(Figure record extracts)
_ _ _

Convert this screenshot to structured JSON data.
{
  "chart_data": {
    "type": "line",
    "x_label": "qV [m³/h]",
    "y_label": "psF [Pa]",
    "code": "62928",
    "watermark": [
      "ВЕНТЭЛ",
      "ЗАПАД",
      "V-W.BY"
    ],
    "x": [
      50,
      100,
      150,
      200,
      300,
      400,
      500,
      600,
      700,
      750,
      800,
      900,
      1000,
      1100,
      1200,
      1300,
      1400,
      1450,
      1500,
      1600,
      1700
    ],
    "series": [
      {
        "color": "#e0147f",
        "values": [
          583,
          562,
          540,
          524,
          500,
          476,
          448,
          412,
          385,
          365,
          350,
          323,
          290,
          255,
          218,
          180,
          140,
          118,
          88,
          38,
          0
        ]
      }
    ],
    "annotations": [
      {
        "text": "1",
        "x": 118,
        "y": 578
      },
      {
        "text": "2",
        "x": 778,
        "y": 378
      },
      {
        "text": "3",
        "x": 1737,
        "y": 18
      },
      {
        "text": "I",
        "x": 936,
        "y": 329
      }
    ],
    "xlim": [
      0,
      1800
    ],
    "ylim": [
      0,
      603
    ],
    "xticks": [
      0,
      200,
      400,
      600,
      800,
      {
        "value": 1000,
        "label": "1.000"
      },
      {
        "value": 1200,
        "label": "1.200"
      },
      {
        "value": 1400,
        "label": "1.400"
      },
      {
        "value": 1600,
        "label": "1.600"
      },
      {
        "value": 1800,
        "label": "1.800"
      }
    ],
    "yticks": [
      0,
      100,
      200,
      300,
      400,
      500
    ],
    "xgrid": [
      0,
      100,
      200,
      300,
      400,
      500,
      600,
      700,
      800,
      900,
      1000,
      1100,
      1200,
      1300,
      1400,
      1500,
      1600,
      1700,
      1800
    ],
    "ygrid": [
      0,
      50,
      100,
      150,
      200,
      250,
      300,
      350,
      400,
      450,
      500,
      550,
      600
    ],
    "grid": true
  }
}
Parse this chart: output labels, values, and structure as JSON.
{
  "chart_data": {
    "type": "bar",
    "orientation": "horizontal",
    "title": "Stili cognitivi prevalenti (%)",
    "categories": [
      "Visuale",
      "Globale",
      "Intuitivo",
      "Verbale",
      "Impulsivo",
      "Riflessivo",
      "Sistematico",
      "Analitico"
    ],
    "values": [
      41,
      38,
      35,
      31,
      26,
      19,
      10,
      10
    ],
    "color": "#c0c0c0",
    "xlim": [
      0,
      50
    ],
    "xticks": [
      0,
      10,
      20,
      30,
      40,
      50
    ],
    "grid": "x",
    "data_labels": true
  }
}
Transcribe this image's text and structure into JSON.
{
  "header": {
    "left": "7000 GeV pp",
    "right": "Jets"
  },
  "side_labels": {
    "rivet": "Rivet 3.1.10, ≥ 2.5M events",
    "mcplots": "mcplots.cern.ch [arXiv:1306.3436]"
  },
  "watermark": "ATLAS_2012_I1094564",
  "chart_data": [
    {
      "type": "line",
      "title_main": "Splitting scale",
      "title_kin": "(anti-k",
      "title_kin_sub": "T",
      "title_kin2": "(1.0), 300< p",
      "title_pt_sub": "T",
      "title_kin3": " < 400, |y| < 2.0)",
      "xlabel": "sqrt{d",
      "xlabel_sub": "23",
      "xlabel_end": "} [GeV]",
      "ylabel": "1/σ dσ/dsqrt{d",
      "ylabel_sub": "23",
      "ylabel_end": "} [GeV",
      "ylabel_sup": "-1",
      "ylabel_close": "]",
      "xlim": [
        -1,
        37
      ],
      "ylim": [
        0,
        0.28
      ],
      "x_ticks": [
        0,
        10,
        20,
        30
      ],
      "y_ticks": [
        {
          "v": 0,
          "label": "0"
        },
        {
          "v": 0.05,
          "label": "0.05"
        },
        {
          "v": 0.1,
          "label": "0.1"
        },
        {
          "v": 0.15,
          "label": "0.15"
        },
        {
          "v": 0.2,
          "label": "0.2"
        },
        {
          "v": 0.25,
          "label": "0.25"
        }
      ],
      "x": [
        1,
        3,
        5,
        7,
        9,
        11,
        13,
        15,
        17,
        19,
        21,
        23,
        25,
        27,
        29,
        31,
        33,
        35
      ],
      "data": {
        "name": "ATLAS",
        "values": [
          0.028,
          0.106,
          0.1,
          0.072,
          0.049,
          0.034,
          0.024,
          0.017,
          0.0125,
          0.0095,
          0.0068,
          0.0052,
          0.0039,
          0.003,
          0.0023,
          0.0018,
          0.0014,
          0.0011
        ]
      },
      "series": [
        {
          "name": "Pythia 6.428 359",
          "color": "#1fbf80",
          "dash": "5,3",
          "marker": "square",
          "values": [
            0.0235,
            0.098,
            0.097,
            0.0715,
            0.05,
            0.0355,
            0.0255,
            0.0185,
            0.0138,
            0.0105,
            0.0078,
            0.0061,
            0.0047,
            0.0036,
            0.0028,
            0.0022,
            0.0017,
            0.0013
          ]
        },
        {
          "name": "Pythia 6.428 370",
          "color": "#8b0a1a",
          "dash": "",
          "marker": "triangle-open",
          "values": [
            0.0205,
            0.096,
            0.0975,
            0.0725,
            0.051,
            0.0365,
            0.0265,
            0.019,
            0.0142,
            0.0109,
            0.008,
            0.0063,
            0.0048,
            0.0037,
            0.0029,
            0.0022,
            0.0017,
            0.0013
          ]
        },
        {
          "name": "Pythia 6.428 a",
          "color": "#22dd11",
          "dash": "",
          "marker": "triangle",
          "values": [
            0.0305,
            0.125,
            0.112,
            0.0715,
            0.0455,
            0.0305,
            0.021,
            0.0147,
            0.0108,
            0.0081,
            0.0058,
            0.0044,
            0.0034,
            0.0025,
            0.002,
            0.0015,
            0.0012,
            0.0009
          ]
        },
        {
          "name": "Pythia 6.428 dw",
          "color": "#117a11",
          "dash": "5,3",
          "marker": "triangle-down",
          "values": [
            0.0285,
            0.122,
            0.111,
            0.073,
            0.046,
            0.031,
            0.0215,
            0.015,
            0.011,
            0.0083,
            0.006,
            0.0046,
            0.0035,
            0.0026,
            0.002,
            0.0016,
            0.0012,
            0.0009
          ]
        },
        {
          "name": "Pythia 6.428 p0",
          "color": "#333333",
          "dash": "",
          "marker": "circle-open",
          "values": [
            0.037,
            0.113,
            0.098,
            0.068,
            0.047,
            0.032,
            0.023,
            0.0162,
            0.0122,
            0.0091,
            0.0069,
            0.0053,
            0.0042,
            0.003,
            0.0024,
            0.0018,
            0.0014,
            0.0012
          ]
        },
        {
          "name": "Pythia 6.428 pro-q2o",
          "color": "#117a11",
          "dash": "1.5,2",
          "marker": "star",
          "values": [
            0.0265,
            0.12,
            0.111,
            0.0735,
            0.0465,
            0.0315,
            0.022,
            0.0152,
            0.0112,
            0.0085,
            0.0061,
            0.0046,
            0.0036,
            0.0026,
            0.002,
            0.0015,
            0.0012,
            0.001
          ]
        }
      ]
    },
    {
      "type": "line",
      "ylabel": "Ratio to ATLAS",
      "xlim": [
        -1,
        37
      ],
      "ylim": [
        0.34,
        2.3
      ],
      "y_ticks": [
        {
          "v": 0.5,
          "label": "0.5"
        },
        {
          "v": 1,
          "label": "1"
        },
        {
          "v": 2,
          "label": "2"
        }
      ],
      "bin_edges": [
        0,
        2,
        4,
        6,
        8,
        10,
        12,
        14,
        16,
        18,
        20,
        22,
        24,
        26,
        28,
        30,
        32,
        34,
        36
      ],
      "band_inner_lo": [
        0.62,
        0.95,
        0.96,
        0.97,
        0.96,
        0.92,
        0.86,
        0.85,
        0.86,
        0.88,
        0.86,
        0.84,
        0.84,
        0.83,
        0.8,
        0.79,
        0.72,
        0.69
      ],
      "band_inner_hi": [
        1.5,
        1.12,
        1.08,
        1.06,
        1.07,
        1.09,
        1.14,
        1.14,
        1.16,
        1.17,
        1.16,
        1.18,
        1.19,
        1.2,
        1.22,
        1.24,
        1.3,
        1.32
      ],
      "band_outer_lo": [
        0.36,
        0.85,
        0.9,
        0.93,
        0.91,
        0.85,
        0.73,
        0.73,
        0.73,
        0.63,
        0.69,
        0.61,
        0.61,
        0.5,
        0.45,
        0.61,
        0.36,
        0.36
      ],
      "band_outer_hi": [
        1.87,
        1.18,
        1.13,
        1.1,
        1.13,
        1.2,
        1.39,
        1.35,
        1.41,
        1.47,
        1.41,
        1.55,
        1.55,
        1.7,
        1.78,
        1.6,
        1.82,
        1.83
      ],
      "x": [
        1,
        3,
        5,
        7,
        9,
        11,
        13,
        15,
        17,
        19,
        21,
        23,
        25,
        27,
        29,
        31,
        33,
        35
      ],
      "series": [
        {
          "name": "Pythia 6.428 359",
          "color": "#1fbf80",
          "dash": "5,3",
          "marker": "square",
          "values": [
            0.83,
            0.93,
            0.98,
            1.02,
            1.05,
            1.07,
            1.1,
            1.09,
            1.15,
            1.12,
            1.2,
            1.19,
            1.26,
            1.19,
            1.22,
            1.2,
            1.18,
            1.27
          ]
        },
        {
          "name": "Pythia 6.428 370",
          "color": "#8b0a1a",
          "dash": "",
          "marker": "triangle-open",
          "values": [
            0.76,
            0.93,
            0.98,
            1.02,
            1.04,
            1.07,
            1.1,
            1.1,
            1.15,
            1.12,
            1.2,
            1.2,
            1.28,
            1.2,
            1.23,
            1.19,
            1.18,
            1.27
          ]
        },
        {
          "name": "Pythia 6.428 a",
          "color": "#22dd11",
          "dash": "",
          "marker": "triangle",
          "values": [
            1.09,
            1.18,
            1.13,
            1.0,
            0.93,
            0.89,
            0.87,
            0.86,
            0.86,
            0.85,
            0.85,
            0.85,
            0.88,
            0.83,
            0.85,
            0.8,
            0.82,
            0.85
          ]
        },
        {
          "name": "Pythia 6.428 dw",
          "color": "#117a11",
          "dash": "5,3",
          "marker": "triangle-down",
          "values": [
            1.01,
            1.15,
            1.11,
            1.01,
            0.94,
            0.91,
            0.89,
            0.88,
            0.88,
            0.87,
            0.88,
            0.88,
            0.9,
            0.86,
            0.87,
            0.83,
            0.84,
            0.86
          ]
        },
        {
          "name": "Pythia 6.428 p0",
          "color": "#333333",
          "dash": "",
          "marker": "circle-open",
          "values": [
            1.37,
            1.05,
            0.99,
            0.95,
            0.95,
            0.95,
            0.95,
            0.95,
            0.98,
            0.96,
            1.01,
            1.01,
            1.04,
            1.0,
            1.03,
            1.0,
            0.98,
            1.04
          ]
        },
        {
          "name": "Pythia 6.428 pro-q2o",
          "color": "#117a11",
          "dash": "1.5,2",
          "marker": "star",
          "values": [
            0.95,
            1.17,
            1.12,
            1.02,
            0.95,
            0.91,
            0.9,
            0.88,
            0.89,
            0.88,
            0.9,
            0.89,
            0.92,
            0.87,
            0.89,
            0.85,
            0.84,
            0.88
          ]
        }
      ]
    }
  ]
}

_ _ _

Short exercise — Only lines with the word "JSON" are wanted, so copy each one from the records.

Output of the exercise —
Convert this screenshot to structured JSON data.
Parse this chart: output labels, values, and structure as JSON.
Transcribe this image's text and structure into JSON.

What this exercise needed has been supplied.